Stored data:
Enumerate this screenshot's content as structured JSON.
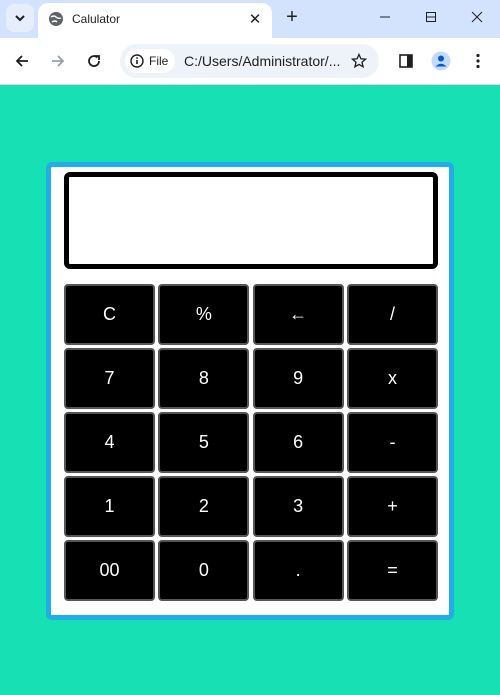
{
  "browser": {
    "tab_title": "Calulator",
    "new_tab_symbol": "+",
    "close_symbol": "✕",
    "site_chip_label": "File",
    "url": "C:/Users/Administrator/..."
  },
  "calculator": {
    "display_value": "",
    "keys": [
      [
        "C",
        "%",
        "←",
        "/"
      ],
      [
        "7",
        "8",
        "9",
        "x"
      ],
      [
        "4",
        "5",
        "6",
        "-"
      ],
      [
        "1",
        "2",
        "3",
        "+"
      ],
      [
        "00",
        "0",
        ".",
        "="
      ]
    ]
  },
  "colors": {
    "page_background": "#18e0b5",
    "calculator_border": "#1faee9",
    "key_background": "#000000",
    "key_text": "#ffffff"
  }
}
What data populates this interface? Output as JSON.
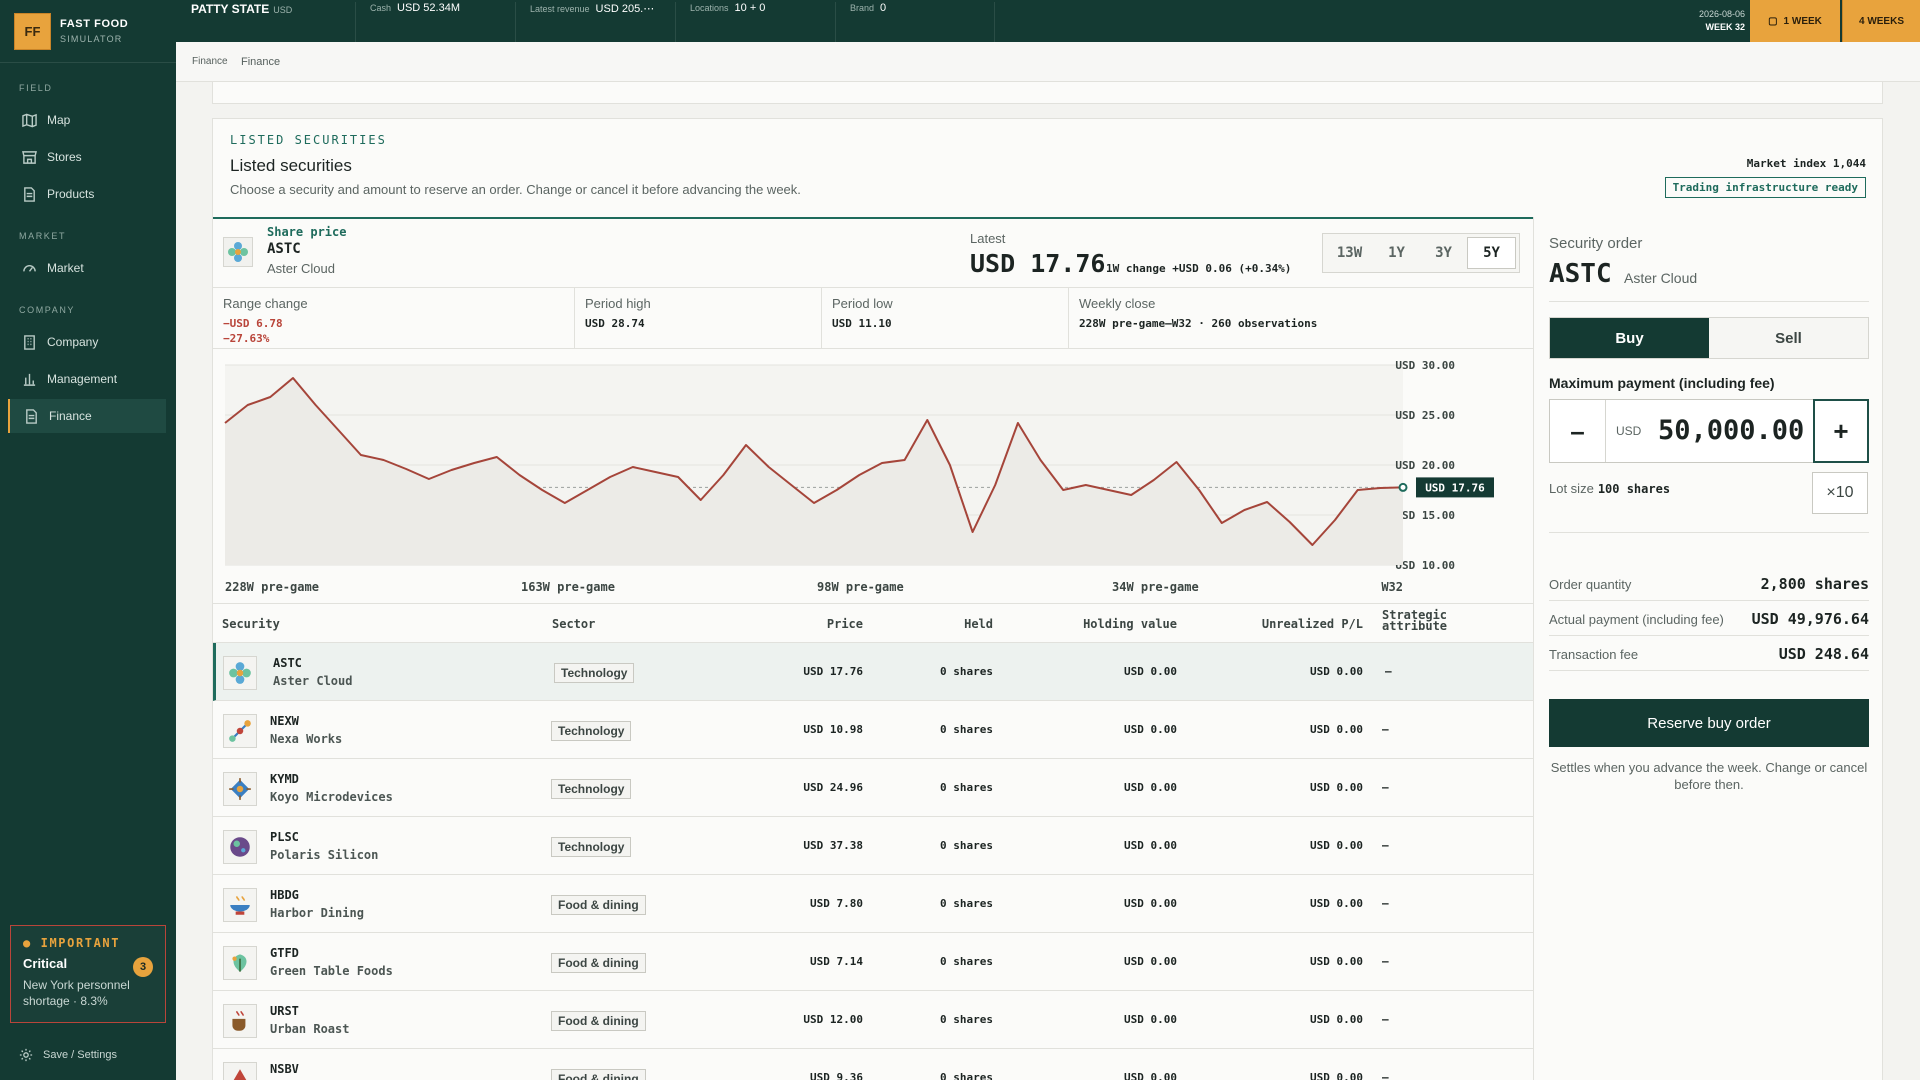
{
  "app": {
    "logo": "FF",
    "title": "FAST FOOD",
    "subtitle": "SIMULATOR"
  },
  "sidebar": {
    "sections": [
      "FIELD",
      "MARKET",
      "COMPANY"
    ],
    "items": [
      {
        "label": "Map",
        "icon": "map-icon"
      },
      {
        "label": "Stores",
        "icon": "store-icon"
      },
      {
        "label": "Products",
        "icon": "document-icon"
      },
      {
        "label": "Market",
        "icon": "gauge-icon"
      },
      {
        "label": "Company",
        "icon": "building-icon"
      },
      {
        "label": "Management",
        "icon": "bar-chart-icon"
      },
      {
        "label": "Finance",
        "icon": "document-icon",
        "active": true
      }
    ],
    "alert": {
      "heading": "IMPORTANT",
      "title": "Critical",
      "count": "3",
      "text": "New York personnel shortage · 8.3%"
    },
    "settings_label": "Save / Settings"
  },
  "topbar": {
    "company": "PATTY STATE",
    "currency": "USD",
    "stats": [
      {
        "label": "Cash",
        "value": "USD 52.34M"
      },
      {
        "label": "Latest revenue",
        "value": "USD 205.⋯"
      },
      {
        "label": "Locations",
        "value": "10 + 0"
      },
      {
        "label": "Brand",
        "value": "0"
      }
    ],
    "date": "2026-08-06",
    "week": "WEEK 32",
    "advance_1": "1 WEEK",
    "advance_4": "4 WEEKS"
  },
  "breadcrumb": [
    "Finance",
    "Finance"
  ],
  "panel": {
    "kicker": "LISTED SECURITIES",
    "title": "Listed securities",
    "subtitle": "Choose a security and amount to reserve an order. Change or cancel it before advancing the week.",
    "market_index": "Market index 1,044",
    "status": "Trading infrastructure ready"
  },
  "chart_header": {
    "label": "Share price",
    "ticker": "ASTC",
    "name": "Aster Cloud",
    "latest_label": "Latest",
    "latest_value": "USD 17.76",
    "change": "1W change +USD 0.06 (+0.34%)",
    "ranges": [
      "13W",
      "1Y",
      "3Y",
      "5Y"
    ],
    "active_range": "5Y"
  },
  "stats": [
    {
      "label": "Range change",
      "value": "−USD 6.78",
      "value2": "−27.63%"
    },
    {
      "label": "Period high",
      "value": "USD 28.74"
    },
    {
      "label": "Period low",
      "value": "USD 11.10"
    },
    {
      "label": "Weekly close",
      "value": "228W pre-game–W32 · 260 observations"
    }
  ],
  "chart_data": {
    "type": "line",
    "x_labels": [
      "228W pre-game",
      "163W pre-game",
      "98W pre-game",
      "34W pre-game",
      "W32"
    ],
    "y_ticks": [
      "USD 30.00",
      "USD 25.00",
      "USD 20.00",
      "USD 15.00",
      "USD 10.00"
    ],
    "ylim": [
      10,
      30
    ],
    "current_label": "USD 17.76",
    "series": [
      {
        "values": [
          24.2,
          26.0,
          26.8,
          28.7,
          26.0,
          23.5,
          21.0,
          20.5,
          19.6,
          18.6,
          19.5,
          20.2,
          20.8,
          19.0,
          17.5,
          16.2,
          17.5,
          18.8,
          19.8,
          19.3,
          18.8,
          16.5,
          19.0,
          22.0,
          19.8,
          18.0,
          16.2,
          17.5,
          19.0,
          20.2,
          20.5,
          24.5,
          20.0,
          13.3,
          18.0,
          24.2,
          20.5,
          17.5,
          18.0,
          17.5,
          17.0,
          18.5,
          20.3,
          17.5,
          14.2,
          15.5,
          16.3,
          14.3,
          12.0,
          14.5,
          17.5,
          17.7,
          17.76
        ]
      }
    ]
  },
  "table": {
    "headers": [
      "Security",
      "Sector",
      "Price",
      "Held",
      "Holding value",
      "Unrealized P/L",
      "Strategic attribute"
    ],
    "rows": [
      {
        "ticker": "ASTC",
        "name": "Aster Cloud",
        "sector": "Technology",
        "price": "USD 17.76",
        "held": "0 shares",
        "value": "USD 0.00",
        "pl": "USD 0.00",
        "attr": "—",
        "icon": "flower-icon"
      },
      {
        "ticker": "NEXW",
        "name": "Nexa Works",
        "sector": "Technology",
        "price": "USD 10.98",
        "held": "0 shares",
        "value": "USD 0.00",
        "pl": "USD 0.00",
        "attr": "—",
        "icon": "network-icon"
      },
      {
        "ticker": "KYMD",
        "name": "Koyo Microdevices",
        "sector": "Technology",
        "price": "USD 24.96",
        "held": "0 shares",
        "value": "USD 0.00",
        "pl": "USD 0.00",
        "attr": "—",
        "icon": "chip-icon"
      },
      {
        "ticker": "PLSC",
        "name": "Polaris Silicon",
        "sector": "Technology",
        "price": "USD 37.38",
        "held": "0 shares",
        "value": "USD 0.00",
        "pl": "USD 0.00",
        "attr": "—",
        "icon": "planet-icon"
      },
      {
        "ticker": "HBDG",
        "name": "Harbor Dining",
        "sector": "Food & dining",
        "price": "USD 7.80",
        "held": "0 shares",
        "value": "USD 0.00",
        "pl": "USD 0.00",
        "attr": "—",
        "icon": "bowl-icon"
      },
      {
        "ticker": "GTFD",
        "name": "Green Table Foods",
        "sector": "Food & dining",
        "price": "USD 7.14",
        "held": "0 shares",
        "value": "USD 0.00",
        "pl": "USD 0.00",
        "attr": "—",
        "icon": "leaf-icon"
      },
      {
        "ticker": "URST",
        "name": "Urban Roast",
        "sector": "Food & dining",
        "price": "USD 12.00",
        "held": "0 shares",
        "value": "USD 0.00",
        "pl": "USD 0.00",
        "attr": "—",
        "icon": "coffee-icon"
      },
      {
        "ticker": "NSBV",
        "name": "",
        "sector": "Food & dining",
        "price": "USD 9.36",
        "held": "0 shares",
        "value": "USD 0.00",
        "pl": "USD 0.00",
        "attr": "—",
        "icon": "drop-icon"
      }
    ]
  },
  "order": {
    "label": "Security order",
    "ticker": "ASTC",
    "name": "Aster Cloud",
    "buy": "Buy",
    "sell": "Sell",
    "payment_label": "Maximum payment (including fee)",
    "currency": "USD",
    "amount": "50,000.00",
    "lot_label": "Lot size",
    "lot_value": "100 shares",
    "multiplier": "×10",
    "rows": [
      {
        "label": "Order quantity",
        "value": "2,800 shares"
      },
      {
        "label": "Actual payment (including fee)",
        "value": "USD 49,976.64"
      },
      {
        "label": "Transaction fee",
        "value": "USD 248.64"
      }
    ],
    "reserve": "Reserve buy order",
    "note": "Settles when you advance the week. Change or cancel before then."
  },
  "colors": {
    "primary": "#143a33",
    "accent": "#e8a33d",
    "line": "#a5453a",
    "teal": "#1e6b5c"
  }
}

■ **Aim**:
Pick out each line in the material containing "document".

■ **Solution for this problem**:
        "icon": "document-icon"
        "icon": "document-icon",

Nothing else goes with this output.